— BEGIN Records provided —

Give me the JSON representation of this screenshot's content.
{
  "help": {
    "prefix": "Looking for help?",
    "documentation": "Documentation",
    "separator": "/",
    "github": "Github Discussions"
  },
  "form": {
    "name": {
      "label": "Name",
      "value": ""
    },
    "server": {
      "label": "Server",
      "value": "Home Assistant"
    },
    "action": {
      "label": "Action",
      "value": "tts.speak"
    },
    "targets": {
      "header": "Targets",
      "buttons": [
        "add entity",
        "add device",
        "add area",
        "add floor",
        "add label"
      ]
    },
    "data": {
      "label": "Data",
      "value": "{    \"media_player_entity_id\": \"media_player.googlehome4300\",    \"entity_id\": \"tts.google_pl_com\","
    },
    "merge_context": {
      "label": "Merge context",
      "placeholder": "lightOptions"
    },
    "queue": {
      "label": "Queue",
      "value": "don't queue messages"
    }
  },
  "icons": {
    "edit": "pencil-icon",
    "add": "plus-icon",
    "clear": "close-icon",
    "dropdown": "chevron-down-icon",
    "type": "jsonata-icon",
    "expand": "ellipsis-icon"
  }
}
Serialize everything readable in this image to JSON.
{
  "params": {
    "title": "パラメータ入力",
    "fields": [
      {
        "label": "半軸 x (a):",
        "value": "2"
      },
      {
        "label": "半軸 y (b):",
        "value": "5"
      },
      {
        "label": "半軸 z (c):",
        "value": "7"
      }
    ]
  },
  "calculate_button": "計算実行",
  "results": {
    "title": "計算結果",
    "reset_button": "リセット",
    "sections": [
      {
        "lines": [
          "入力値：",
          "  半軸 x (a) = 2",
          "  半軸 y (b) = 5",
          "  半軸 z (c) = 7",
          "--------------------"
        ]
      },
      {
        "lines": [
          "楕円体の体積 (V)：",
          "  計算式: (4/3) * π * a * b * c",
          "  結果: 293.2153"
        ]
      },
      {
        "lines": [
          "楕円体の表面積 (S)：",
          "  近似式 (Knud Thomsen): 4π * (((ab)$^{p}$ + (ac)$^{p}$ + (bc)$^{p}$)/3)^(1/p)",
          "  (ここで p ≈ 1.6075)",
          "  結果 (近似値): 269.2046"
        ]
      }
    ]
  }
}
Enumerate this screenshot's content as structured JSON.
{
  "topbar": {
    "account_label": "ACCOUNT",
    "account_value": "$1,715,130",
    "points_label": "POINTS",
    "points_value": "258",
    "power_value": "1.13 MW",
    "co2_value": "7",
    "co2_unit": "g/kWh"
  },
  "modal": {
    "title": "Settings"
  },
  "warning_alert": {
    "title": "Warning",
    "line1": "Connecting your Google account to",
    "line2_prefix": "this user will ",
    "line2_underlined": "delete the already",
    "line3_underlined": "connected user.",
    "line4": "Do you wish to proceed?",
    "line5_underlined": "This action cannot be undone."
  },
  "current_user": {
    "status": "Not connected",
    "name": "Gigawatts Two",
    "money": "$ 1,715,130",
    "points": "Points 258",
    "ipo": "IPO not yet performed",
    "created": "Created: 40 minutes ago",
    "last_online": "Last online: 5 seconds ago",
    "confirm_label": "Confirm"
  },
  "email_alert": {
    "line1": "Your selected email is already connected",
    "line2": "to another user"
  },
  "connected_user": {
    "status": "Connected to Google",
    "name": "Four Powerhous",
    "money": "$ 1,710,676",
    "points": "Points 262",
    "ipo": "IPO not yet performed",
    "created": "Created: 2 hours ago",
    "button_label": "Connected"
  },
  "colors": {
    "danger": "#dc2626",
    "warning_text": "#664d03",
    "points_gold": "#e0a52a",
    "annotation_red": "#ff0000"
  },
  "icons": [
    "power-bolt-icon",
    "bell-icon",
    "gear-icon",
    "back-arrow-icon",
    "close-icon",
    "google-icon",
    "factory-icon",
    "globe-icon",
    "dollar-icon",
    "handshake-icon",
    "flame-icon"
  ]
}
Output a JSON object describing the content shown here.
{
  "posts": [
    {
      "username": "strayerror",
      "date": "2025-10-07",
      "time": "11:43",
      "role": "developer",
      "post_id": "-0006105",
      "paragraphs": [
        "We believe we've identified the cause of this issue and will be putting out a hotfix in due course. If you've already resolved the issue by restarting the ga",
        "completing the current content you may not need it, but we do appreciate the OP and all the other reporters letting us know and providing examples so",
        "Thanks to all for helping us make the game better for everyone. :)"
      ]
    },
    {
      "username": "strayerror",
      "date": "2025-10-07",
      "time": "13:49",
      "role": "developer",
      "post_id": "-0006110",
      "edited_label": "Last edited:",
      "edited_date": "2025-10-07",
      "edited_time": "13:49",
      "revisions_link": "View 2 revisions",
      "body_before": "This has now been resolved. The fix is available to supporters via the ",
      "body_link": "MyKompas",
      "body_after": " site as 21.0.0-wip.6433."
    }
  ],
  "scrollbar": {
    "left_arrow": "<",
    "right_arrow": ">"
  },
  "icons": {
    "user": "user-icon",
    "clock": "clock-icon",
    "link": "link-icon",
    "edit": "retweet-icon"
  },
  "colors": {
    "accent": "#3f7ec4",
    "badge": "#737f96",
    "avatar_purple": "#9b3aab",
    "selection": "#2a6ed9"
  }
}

— END Records provided —

• **Task prompt**:
Print the listing above in full, exactly as it is.

• **Task output**:
Give me the JSON representation of this screenshot's content.
{
  "help": {
    "prefix": "Looking for help?",
    "documentation": "Documentation",
    "separator": "/",
    "github": "Github Discussions"
  },
  "form": {
    "name": {
      "label": "Name",
      "value": ""
    },
    "server": {
      "label": "Server",
      "value": "Home Assistant"
    },
    "action": {
      "label": "Action",
      "value": "tts.speak"
    },
    "targets": {
      "header": "Targets",
      "buttons": [
        "add entity",
        "add device",
        "add area",
        "add floor",
        "add label"
      ]
    },
    "data": {
      "label": "Data",
      "value": "{    \"media_player_entity_id\": \"media_player.googlehome4300\",    \"entity_id\": \"tts.google_pl_com\","
    },
    "merge_context": {
      "label": "Merge context",
      "placeholder": "lightOptions"
    },
    "queue": {
      "label": "Queue",
      "value": "don't queue messages"
    }
  },
  "icons": {
    "edit": "pencil-icon",
    "add": "plus-icon",
    "clear": "close-icon",
    "dropdown": "chevron-down-icon",
    "type": "jsonata-icon",
    "expand": "ellipsis-icon"
  }
}
Serialize everything readable in this image to JSON.
{
  "params": {
    "title": "パラメータ入力",
    "fields": [
      {
        "label": "半軸 x (a):",
        "value": "2"
      },
      {
        "label": "半軸 y (b):",
        "value": "5"
      },
      {
        "label": "半軸 z (c):",
        "value": "7"
      }
    ]
  },
  "calculate_button": "計算実行",
  "results": {
    "title": "計算結果",
    "reset_button": "リセット",
    "sections": [
      {
        "lines": [
          "入力値：",
          "  半軸 x (a) = 2",
          "  半軸 y (b) = 5",
          "  半軸 z (c) = 7",
          "--------------------"
        ]
      },
      {
        "lines": [
          "楕円体の体積 (V)：",
          "  計算式: (4/3) * π * a * b * c",
          "  結果: 293.2153"
        ]
      },
      {
        "lines": [
          "楕円体の表面積 (S)：",
          "  近似式 (Knud Thomsen): 4π * (((ab)$^{p}$ + (ac)$^{p}$ + (bc)$^{p}$)/3)^(1/p)",
          "  (ここで p ≈ 1.6075)",
          "  結果 (近似値): 269.2046"
        ]
      }
    ]
  }
}
Enumerate this screenshot's content as structured JSON.
{
  "topbar": {
    "account_label": "ACCOUNT",
    "account_value": "$1,715,130",
    "points_label": "POINTS",
    "points_value": "258",
    "power_value": "1.13 MW",
    "co2_value": "7",
    "co2_unit": "g/kWh"
  },
  "modal": {
    "title": "Settings"
  },
  "warning_alert": {
    "title": "Warning",
    "line1": "Connecting your Google account to",
    "line2_prefix": "this user will ",
    "line2_underlined": "delete the already",
    "line3_underlined": "connected user.",
    "line4": "Do you wish to proceed?",
    "line5_underlined": "This action cannot be undone."
  },
  "current_user": {
    "status": "Not connected",
    "name": "Gigawatts Two",
    "money": "$ 1,715,130",
    "points": "Points 258",
    "ipo": "IPO not yet performed",
    "created": "Created: 40 minutes ago",
    "last_online": "Last online: 5 seconds ago",
    "confirm_label": "Confirm"
  },
  "email_alert": {
    "line1": "Your selected email is already connected",
    "line2": "to another user"
  },
  "connected_user": {
    "status": "Connected to Google",
    "name": "Four Powerhous",
    "money": "$ 1,710,676",
    "points": "Points 262",
    "ipo": "IPO not yet performed",
    "created": "Created: 2 hours ago",
    "button_label": "Connected"
  },
  "colors": {
    "danger": "#dc2626",
    "warning_text": "#664d03",
    "points_gold": "#e0a52a",
    "annotation_red": "#ff0000"
  },
  "icons": [
    "power-bolt-icon",
    "bell-icon",
    "gear-icon",
    "back-arrow-icon",
    "close-icon",
    "google-icon",
    "factory-icon",
    "globe-icon",
    "dollar-icon",
    "handshake-icon",
    "flame-icon"
  ]
}
Output a JSON object describing the content shown here.
{
  "posts": [
    {
      "username": "strayerror",
      "date": "2025-10-07",
      "time": "11:43",
      "role": "developer",
      "post_id": "-0006105",
      "paragraphs": [
        "We believe we've identified the cause of this issue and will be putting out a hotfix in due course. If you've already resolved the issue by restarting the ga",
        "completing the current content you may not need it, but we do appreciate the OP and all the other reporters letting us know and providing examples so",
        "Thanks to all for helping us make the game better for everyone. :)"
      ]
    },
    {
      "username": "strayerror",
      "date": "2025-10-07",
      "time": "13:49",
      "role": "developer",
      "post_id": "-0006110",
      "edited_label": "Last edited:",
      "edited_date": "2025-10-07",
      "edited_time": "13:49",
      "revisions_link": "View 2 revisions",
      "body_before": "This has now been resolved. The fix is available to supporters via the ",
      "body_link": "MyKompas",
      "body_after": " site as 21.0.0-wip.6433."
    }
  ],
  "scrollbar": {
    "left_arrow": "<",
    "right_arrow": ">"
  },
  "icons": {
    "user": "user-icon",
    "clock": "clock-icon",
    "link": "link-icon",
    "edit": "retweet-icon"
  },
  "colors": {
    "accent": "#3f7ec4",
    "badge": "#737f96",
    "avatar_purple": "#9b3aab",
    "selection": "#2a6ed9"
  }
}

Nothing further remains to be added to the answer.